-- start TASK DATA --

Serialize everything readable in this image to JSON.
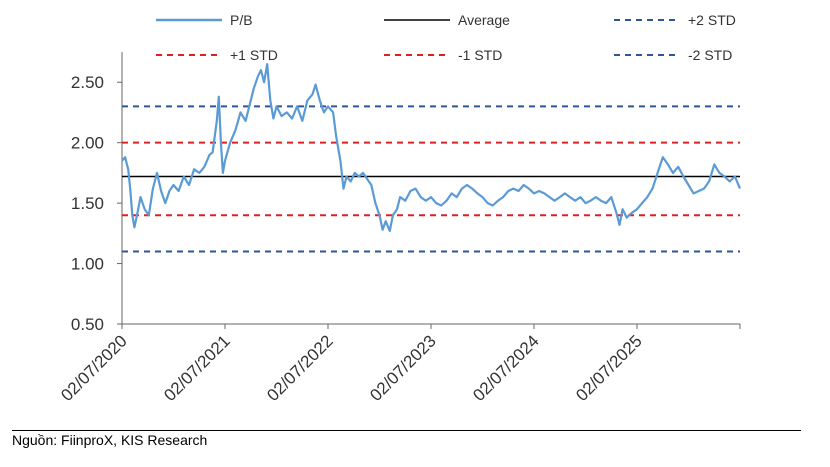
{
  "chart_data": {
    "type": "line",
    "title": "",
    "xlabel": "",
    "ylabel": "",
    "ylim": [
      0.5,
      2.75
    ],
    "y_ticks": [
      "0.50",
      "1.00",
      "1.50",
      "2.00",
      "2.50"
    ],
    "x_ticks": [
      "02/07/2020",
      "02/07/2021",
      "02/07/2022",
      "02/07/2023",
      "02/07/2024",
      "02/07/2025"
    ],
    "x_range_years": [
      2020.5,
      2026.5
    ],
    "legend_position": "top",
    "series": [
      {
        "name": "P/B",
        "style": "solid",
        "color": "#5b9bd5",
        "points": [
          [
            2020.5,
            1.85
          ],
          [
            2020.53,
            1.88
          ],
          [
            2020.56,
            1.78
          ],
          [
            2020.58,
            1.62
          ],
          [
            2020.6,
            1.4
          ],
          [
            2020.62,
            1.3
          ],
          [
            2020.65,
            1.42
          ],
          [
            2020.68,
            1.55
          ],
          [
            2020.72,
            1.45
          ],
          [
            2020.76,
            1.4
          ],
          [
            2020.8,
            1.62
          ],
          [
            2020.84,
            1.75
          ],
          [
            2020.88,
            1.6
          ],
          [
            2020.92,
            1.5
          ],
          [
            2020.96,
            1.6
          ],
          [
            2021.0,
            1.65
          ],
          [
            2021.05,
            1.6
          ],
          [
            2021.1,
            1.72
          ],
          [
            2021.15,
            1.65
          ],
          [
            2021.2,
            1.78
          ],
          [
            2021.25,
            1.75
          ],
          [
            2021.3,
            1.8
          ],
          [
            2021.35,
            1.9
          ],
          [
            2021.38,
            1.92
          ],
          [
            2021.42,
            2.18
          ],
          [
            2021.44,
            2.38
          ],
          [
            2021.46,
            2.0
          ],
          [
            2021.48,
            1.75
          ],
          [
            2021.5,
            1.85
          ],
          [
            2021.55,
            2.0
          ],
          [
            2021.6,
            2.1
          ],
          [
            2021.65,
            2.25
          ],
          [
            2021.7,
            2.18
          ],
          [
            2021.75,
            2.35
          ],
          [
            2021.78,
            2.45
          ],
          [
            2021.82,
            2.55
          ],
          [
            2021.85,
            2.6
          ],
          [
            2021.88,
            2.5
          ],
          [
            2021.91,
            2.65
          ],
          [
            2021.94,
            2.35
          ],
          [
            2021.97,
            2.2
          ],
          [
            2022.0,
            2.3
          ],
          [
            2022.05,
            2.22
          ],
          [
            2022.1,
            2.25
          ],
          [
            2022.15,
            2.2
          ],
          [
            2022.2,
            2.3
          ],
          [
            2022.25,
            2.18
          ],
          [
            2022.3,
            2.35
          ],
          [
            2022.35,
            2.4
          ],
          [
            2022.38,
            2.48
          ],
          [
            2022.42,
            2.35
          ],
          [
            2022.46,
            2.25
          ],
          [
            2022.5,
            2.3
          ],
          [
            2022.55,
            2.25
          ],
          [
            2022.58,
            2.05
          ],
          [
            2022.62,
            1.85
          ],
          [
            2022.65,
            1.62
          ],
          [
            2022.68,
            1.72
          ],
          [
            2022.72,
            1.68
          ],
          [
            2022.76,
            1.75
          ],
          [
            2022.8,
            1.72
          ],
          [
            2022.84,
            1.75
          ],
          [
            2022.88,
            1.7
          ],
          [
            2022.92,
            1.65
          ],
          [
            2022.96,
            1.5
          ],
          [
            2023.0,
            1.4
          ],
          [
            2023.03,
            1.28
          ],
          [
            2023.06,
            1.35
          ],
          [
            2023.1,
            1.27
          ],
          [
            2023.13,
            1.4
          ],
          [
            2023.17,
            1.45
          ],
          [
            2023.2,
            1.55
          ],
          [
            2023.25,
            1.52
          ],
          [
            2023.3,
            1.6
          ],
          [
            2023.35,
            1.62
          ],
          [
            2023.4,
            1.55
          ],
          [
            2023.45,
            1.52
          ],
          [
            2023.5,
            1.55
          ],
          [
            2023.55,
            1.5
          ],
          [
            2023.6,
            1.48
          ],
          [
            2023.65,
            1.52
          ],
          [
            2023.7,
            1.58
          ],
          [
            2023.75,
            1.55
          ],
          [
            2023.8,
            1.62
          ],
          [
            2023.85,
            1.65
          ],
          [
            2023.9,
            1.62
          ],
          [
            2023.95,
            1.58
          ],
          [
            2024.0,
            1.55
          ],
          [
            2024.05,
            1.5
          ],
          [
            2024.1,
            1.48
          ],
          [
            2024.15,
            1.52
          ],
          [
            2024.2,
            1.55
          ],
          [
            2024.25,
            1.6
          ],
          [
            2024.3,
            1.62
          ],
          [
            2024.35,
            1.6
          ],
          [
            2024.4,
            1.65
          ],
          [
            2024.45,
            1.62
          ],
          [
            2024.5,
            1.58
          ],
          [
            2024.55,
            1.6
          ],
          [
            2024.6,
            1.58
          ],
          [
            2024.65,
            1.55
          ],
          [
            2024.7,
            1.52
          ],
          [
            2024.75,
            1.55
          ],
          [
            2024.8,
            1.58
          ],
          [
            2024.85,
            1.55
          ],
          [
            2024.9,
            1.52
          ],
          [
            2024.95,
            1.55
          ],
          [
            2025.0,
            1.5
          ],
          [
            2025.05,
            1.52
          ],
          [
            2025.1,
            1.55
          ],
          [
            2025.15,
            1.52
          ],
          [
            2025.2,
            1.5
          ],
          [
            2025.25,
            1.55
          ],
          [
            2025.3,
            1.42
          ],
          [
            2025.33,
            1.32
          ],
          [
            2025.36,
            1.45
          ],
          [
            2025.4,
            1.38
          ],
          [
            2025.45,
            1.42
          ],
          [
            2025.5,
            1.45
          ],
          [
            2025.55,
            1.5
          ],
          [
            2025.6,
            1.55
          ],
          [
            2025.65,
            1.62
          ],
          [
            2025.7,
            1.75
          ],
          [
            2025.75,
            1.88
          ],
          [
            2025.8,
            1.82
          ],
          [
            2025.85,
            1.75
          ],
          [
            2025.9,
            1.8
          ],
          [
            2025.95,
            1.72
          ],
          [
            2026.0,
            1.65
          ],
          [
            2026.05,
            1.58
          ],
          [
            2026.1,
            1.6
          ],
          [
            2026.15,
            1.62
          ],
          [
            2026.2,
            1.68
          ],
          [
            2026.25,
            1.82
          ],
          [
            2026.3,
            1.75
          ],
          [
            2026.35,
            1.72
          ],
          [
            2026.4,
            1.68
          ],
          [
            2026.45,
            1.72
          ],
          [
            2026.5,
            1.62
          ]
        ]
      },
      {
        "name": "Average",
        "style": "solid",
        "color": "#000000",
        "value": 1.72
      },
      {
        "name": "+2 STD",
        "style": "dashed",
        "color": "#2e5597",
        "value": 2.3
      },
      {
        "name": "+1 STD",
        "style": "dashed",
        "color": "#e02020",
        "value": 2.0
      },
      {
        "name": "-1 STD",
        "style": "dashed",
        "color": "#e02020",
        "value": 1.4
      },
      {
        "name": "-2 STD",
        "style": "dashed",
        "color": "#2e5597",
        "value": 1.1
      }
    ],
    "source": "Nguồn: FiinproX, KIS Research"
  }
}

-- end TASK DATA --

Write out every line above exactly as it is, leaving out the pictures.

= RESPONSE TO THE TASK =
Serialize everything readable in this image to JSON.
{
  "chart_data": {
    "type": "line",
    "title": "",
    "xlabel": "",
    "ylabel": "",
    "ylim": [
      0.5,
      2.75
    ],
    "y_ticks": [
      "0.50",
      "1.00",
      "1.50",
      "2.00",
      "2.50"
    ],
    "x_ticks": [
      "02/07/2020",
      "02/07/2021",
      "02/07/2022",
      "02/07/2023",
      "02/07/2024",
      "02/07/2025"
    ],
    "x_range_years": [
      2020.5,
      2026.5
    ],
    "legend_position": "top",
    "series": [
      {
        "name": "P/B",
        "style": "solid",
        "color": "#5b9bd5",
        "points": [
          [
            2020.5,
            1.85
          ],
          [
            2020.53,
            1.88
          ],
          [
            2020.56,
            1.78
          ],
          [
            2020.58,
            1.62
          ],
          [
            2020.6,
            1.4
          ],
          [
            2020.62,
            1.3
          ],
          [
            2020.65,
            1.42
          ],
          [
            2020.68,
            1.55
          ],
          [
            2020.72,
            1.45
          ],
          [
            2020.76,
            1.4
          ],
          [
            2020.8,
            1.62
          ],
          [
            2020.84,
            1.75
          ],
          [
            2020.88,
            1.6
          ],
          [
            2020.92,
            1.5
          ],
          [
            2020.96,
            1.6
          ],
          [
            2021.0,
            1.65
          ],
          [
            2021.05,
            1.6
          ],
          [
            2021.1,
            1.72
          ],
          [
            2021.15,
            1.65
          ],
          [
            2021.2,
            1.78
          ],
          [
            2021.25,
            1.75
          ],
          [
            2021.3,
            1.8
          ],
          [
            2021.35,
            1.9
          ],
          [
            2021.38,
            1.92
          ],
          [
            2021.42,
            2.18
          ],
          [
            2021.44,
            2.38
          ],
          [
            2021.46,
            2.0
          ],
          [
            2021.48,
            1.75
          ],
          [
            2021.5,
            1.85
          ],
          [
            2021.55,
            2.0
          ],
          [
            2021.6,
            2.1
          ],
          [
            2021.65,
            2.25
          ],
          [
            2021.7,
            2.18
          ],
          [
            2021.75,
            2.35
          ],
          [
            2021.78,
            2.45
          ],
          [
            2021.82,
            2.55
          ],
          [
            2021.85,
            2.6
          ],
          [
            2021.88,
            2.5
          ],
          [
            2021.91,
            2.65
          ],
          [
            2021.94,
            2.35
          ],
          [
            2021.97,
            2.2
          ],
          [
            2022.0,
            2.3
          ],
          [
            2022.05,
            2.22
          ],
          [
            2022.1,
            2.25
          ],
          [
            2022.15,
            2.2
          ],
          [
            2022.2,
            2.3
          ],
          [
            2022.25,
            2.18
          ],
          [
            2022.3,
            2.35
          ],
          [
            2022.35,
            2.4
          ],
          [
            2022.38,
            2.48
          ],
          [
            2022.42,
            2.35
          ],
          [
            2022.46,
            2.25
          ],
          [
            2022.5,
            2.3
          ],
          [
            2022.55,
            2.25
          ],
          [
            2022.58,
            2.05
          ],
          [
            2022.62,
            1.85
          ],
          [
            2022.65,
            1.62
          ],
          [
            2022.68,
            1.72
          ],
          [
            2022.72,
            1.68
          ],
          [
            2022.76,
            1.75
          ],
          [
            2022.8,
            1.72
          ],
          [
            2022.84,
            1.75
          ],
          [
            2022.88,
            1.7
          ],
          [
            2022.92,
            1.65
          ],
          [
            2022.96,
            1.5
          ],
          [
            2023.0,
            1.4
          ],
          [
            2023.03,
            1.28
          ],
          [
            2023.06,
            1.35
          ],
          [
            2023.1,
            1.27
          ],
          [
            2023.13,
            1.4
          ],
          [
            2023.17,
            1.45
          ],
          [
            2023.2,
            1.55
          ],
          [
            2023.25,
            1.52
          ],
          [
            2023.3,
            1.6
          ],
          [
            2023.35,
            1.62
          ],
          [
            2023.4,
            1.55
          ],
          [
            2023.45,
            1.52
          ],
          [
            2023.5,
            1.55
          ],
          [
            2023.55,
            1.5
          ],
          [
            2023.6,
            1.48
          ],
          [
            2023.65,
            1.52
          ],
          [
            2023.7,
            1.58
          ],
          [
            2023.75,
            1.55
          ],
          [
            2023.8,
            1.62
          ],
          [
            2023.85,
            1.65
          ],
          [
            2023.9,
            1.62
          ],
          [
            2023.95,
            1.58
          ],
          [
            2024.0,
            1.55
          ],
          [
            2024.05,
            1.5
          ],
          [
            2024.1,
            1.48
          ],
          [
            2024.15,
            1.52
          ],
          [
            2024.2,
            1.55
          ],
          [
            2024.25,
            1.6
          ],
          [
            2024.3,
            1.62
          ],
          [
            2024.35,
            1.6
          ],
          [
            2024.4,
            1.65
          ],
          [
            2024.45,
            1.62
          ],
          [
            2024.5,
            1.58
          ],
          [
            2024.55,
            1.6
          ],
          [
            2024.6,
            1.58
          ],
          [
            2024.65,
            1.55
          ],
          [
            2024.7,
            1.52
          ],
          [
            2024.75,
            1.55
          ],
          [
            2024.8,
            1.58
          ],
          [
            2024.85,
            1.55
          ],
          [
            2024.9,
            1.52
          ],
          [
            2024.95,
            1.55
          ],
          [
            2025.0,
            1.5
          ],
          [
            2025.05,
            1.52
          ],
          [
            2025.1,
            1.55
          ],
          [
            2025.15,
            1.52
          ],
          [
            2025.2,
            1.5
          ],
          [
            2025.25,
            1.55
          ],
          [
            2025.3,
            1.42
          ],
          [
            2025.33,
            1.32
          ],
          [
            2025.36,
            1.45
          ],
          [
            2025.4,
            1.38
          ],
          [
            2025.45,
            1.42
          ],
          [
            2025.5,
            1.45
          ],
          [
            2025.55,
            1.5
          ],
          [
            2025.6,
            1.55
          ],
          [
            2025.65,
            1.62
          ],
          [
            2025.7,
            1.75
          ],
          [
            2025.75,
            1.88
          ],
          [
            2025.8,
            1.82
          ],
          [
            2025.85,
            1.75
          ],
          [
            2025.9,
            1.8
          ],
          [
            2025.95,
            1.72
          ],
          [
            2026.0,
            1.65
          ],
          [
            2026.05,
            1.58
          ],
          [
            2026.1,
            1.6
          ],
          [
            2026.15,
            1.62
          ],
          [
            2026.2,
            1.68
          ],
          [
            2026.25,
            1.82
          ],
          [
            2026.3,
            1.75
          ],
          [
            2026.35,
            1.72
          ],
          [
            2026.4,
            1.68
          ],
          [
            2026.45,
            1.72
          ],
          [
            2026.5,
            1.62
          ]
        ]
      },
      {
        "name": "Average",
        "style": "solid",
        "color": "#000000",
        "value": 1.72
      },
      {
        "name": "+2 STD",
        "style": "dashed",
        "color": "#2e5597",
        "value": 2.3
      },
      {
        "name": "+1 STD",
        "style": "dashed",
        "color": "#e02020",
        "value": 2.0
      },
      {
        "name": "-1 STD",
        "style": "dashed",
        "color": "#e02020",
        "value": 1.4
      },
      {
        "name": "-2 STD",
        "style": "dashed",
        "color": "#2e5597",
        "value": 1.1
      }
    ],
    "source": "Nguồn: FiinproX, KIS Research"
  }
}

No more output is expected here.